### Required task
Which lines have the string "tudat"? Copy all of them from the entries below.

===== Items

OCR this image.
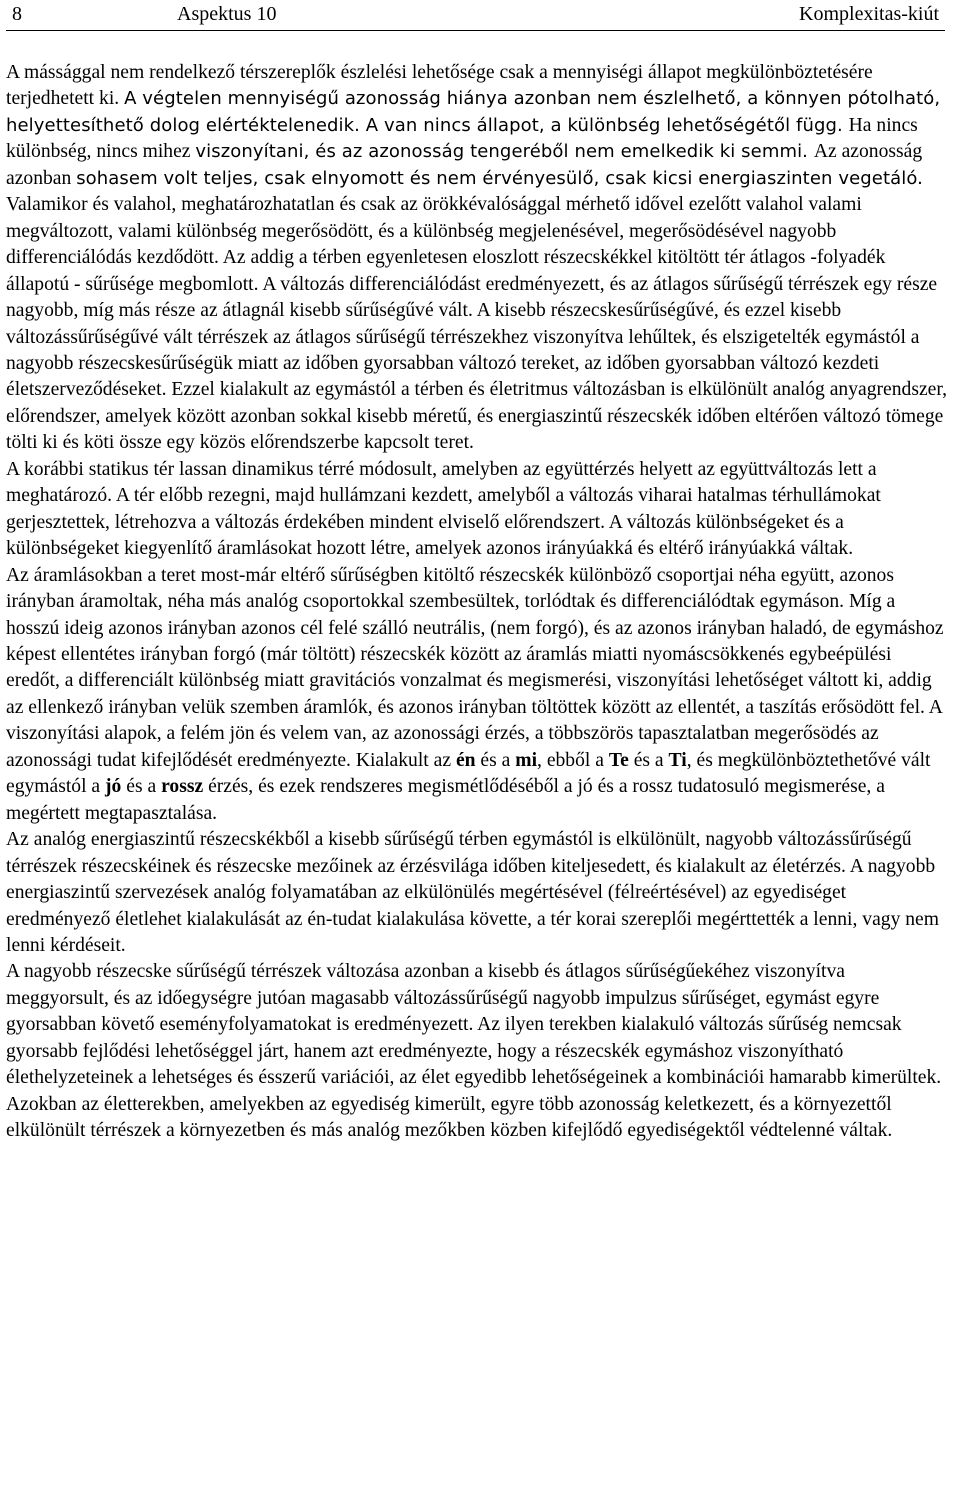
8	Aspektus 10	Komplexitas-kiút

A mássággal nem rendelkező térszereplők észlelési lehetősége csak a mennyiségi állapot megkülönböztetésére terjedhetett ki. A végtelen mennyiségű azonosság hiánya azonban nem észlelhető, a könnyen pótolható, helyettesíthető dolog elértéktelenedik. A van nincs állapot, a különbség lehetőségétől függ. Ha nincs különbség, nincs mihez viszonyítani, és az azonosság tengeréből nem emelkedik ki semmi. Az azonosság azonban sohasem volt teljes, csak elnyomott és nem érvényesülő, csak kicsi energiaszinten vegetáló. Valamikor és valahol, meghatározhatatlan és csak az örökkévalósággal mérhető idővel ezelőtt valahol valami megváltozott, valami különbség megerősödött, és a különbség megjelenésével, megerősödésével nagyobb differenciálódás kezdődött. Az addig a térben egyenletesen eloszlott részecskékkel kitöltött tér átlagos -folyadék állapotú - sűrűsége megbomlott. A változás differenciálódást eredményezett, és az átlagos sűrűségű térrészek egy része nagyobb, míg más része az átlagnál kisebb sűrűségűvé vált. A kisebb részecskesűrűségűvé, és ezzel kisebb változássűrűségűvé vált térrészek az átlagos sűrűségű térrészekhez viszonyítva lehűltek, és elszigetelték egymástól a nagyobb részecskesűrűségük miatt az időben gyorsabban változó tereket, az időben gyorsabban változó kezdeti életszerveződéseket. Ezzel kialakult az egymástól a térben és életritmus változásban is elkülönült analóg anyagrendszer, előrendszer, amelyek között azonban sokkal kisebb méretű, és energiaszintű részecskék időben eltérően változó tömege tölti ki és köti össze egy közös előrendszerbe kapcsolt teret.

A korábbi statikus tér lassan dinamikus térré módosult, amelyben az együttérzés helyett az együttváltozás lett a meghatározó. A tér előbb rezegni, majd hullámzani kezdett, amelyből a változás viharai hatalmas térhullámokat gerjesztettek, létrehozva a változás érdekében mindent elviselő előrendszert. A változás különbségeket és a különbségeket kiegyenlítő áramlásokat hozott létre, amelyek azonos irányúakká és eltérő irányúakká váltak.

Az áramlásokban a teret most-már eltérő sűrűségben kitöltő részecskék különböző csoportjai néha együtt, azonos irányban áramoltak, néha más analóg csoportokkal szembesültek, torlódtak és differenciálódtak egymáson. Míg a hosszú ideig azonos irányban azonos cél felé szálló neutrális, (nem forgó), és az azonos irányban haladó, de egymáshoz képest ellentétes irányban forgó (már töltött) részecskék között az áramlás miatti nyomáscsökkenés egybeépülési eredőt, a differenciált különbség miatt gravitációs vonzalmat és megismerési, viszonyítási lehetőséget váltott ki, addig az ellenkező irányban velük szemben áramlók, és azonos irányban töltöttek között az ellentét, a taszítás erősödött fel. A viszonyítási alapok, a felém jön és velem van, az azonossági érzés, a többszörös tapasztalatban megerősödés az azonossági tudat kifejlődését eredményezte. Kialakult az én és a mi, ebből a Te és a Ti, és megkülönböztethetővé vált egymástól a jó és a rossz érzés, és ezek rendszeres megismétlődéséből a jó és a rossz tudatosuló megismerése, a megértett megtapasztalása.

Az analóg energiaszintű részecskékből a kisebb sűrűségű térben egymástól is elkülönült, nagyobb változássűrűségű térrészek részecskéinek és részecske mezőinek az érzésvilága időben kiteljesedett, és kialakult az életérzés. A nagyobb energiaszintű szervezések analóg folyamatában az elkülönülés megértésével (félreértésével) az egyediséget eredményező életlehet kialakulását az én-tudat kialakulása követte, a tér korai szereplői megérttették a lenni, vagy nem lenni kérdéseit.

A nagyobb részecske sűrűségű térrészek változása azonban a kisebb és átlagos sűrűségűekéhez viszonyítva meggyorsult, és az időegységre jutóan magasabb változássűrűségű nagyobb impulzus sűrűséget, egymást egyre gyorsabban követő eseményfolyamatokat is eredményezett. Az ilyen terekben kialakuló változás sűrűség nemcsak gyorsabb fejlődési lehetőséggel járt, hanem azt eredményezte, hogy a részecskék egymáshoz viszonyítható élethelyzeteinek a lehetséges és ésszerű variációi, az élet egyedibb lehetőségeinek a kombinációi hamarabb kimerültek. Azokban az életterekben, amelyekben az egyediség kimerült, egyre több azonosság keletkezett, és a környezettől elkülönült térrészek a környezetben és más analóg mezőkben közben kifejlődő egyediségektől védtelenné váltak.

==========

### Answer to this exercise
Az áramlásokban a teret most-már eltérő sűrűségben kitöltő részecskék különböző csoportjai néha együtt, azonos irányban áramoltak, néha más analóg csoportokkal szembesültek, torlódtak és differenciálódtak egymáson. Míg a hosszú ideig azonos irányban azonos cél felé szálló neutrális, (nem forgó), és az azonos irányban haladó, de egymáshoz képest ellentétes irányban forgó (már töltött) részecskék között az áramlás miatti nyomáscsökkenés egybeépülési eredőt, a differenciált különbség miatt gravitációs vonzalmat és megismerési, viszonyítási lehetőséget váltott ki, addig az ellenkező irányban velük szemben áramlók, és azonos irányban töltöttek között az ellentét, a taszítás erősödött fel. A viszonyítási alapok, a felém jön és velem van, az azonossági érzés, a többszörös tapasztalatban megerősödés az azonossági tudat kifejlődését eredményezte. Kialakult az én és a mi, ebből a Te és a Ti, és megkülönböztethetővé vált egymástól a jó és a rossz érzés, és ezek rendszeres megismétlődéséből a jó és a rossz tudatosuló megismerése, a megértett megtapasztalása.
Az analóg energiaszintű részecskékből a kisebb sűrűségű térben egymástól is elkülönült, nagyobb változássűrűségű térrészek részecskéinek és részecske mezőinek az érzésvilága időben kiteljesedett, és kialakult az életérzés. A nagyobb energiaszintű szervezések analóg folyamatában az elkülönülés megértésével (félreértésével) az egyediséget eredményező életlehet kialakulását az én-tudat kialakulása követte, a tér korai szereplői megérttették a lenni, vagy nem lenni kérdéseit.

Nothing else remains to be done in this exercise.